Objective >> Exactly repeat the material, dropping only the pictures.
= = = = =
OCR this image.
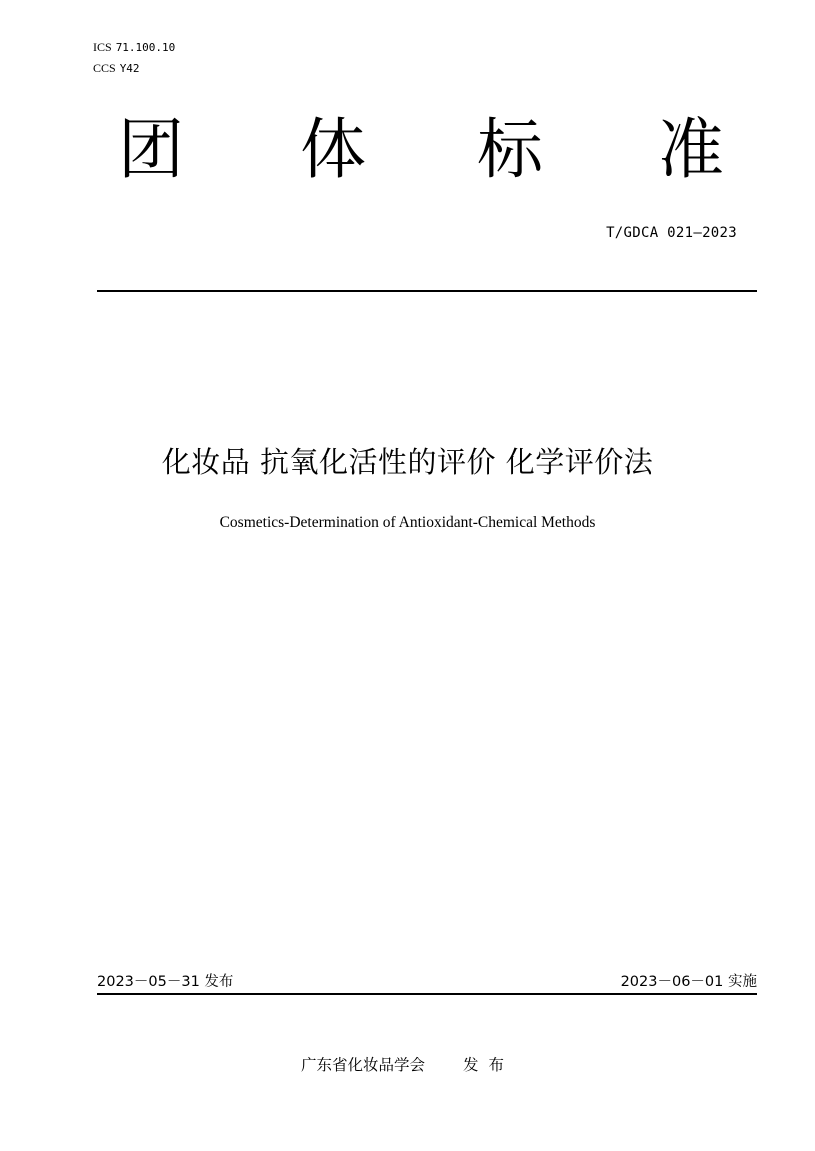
ICS 71.100.10
CCS Y42
团 体 标 准
T/GDCA 021—2023
化妆品 抗氧化活性的评价 化学评价法
Cosmetics-Determination of Antioxidant-Chemical Methods
2023－05－31 发布	2023－06－01 实施
广东省化妆品学会 发布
= = = = =
Task answer >>
OCR this image.
ICS 71.100.10
CCS Y42
团 体 标 准
T/GDCA 021—2023
化妆品 抗氧化活性的评价 化学评价法
Cosmetics-Determination of Antioxidant-Chemical Methods
2023－05－31 发布	2023－06－01 实施
广东省化妆品学会 发布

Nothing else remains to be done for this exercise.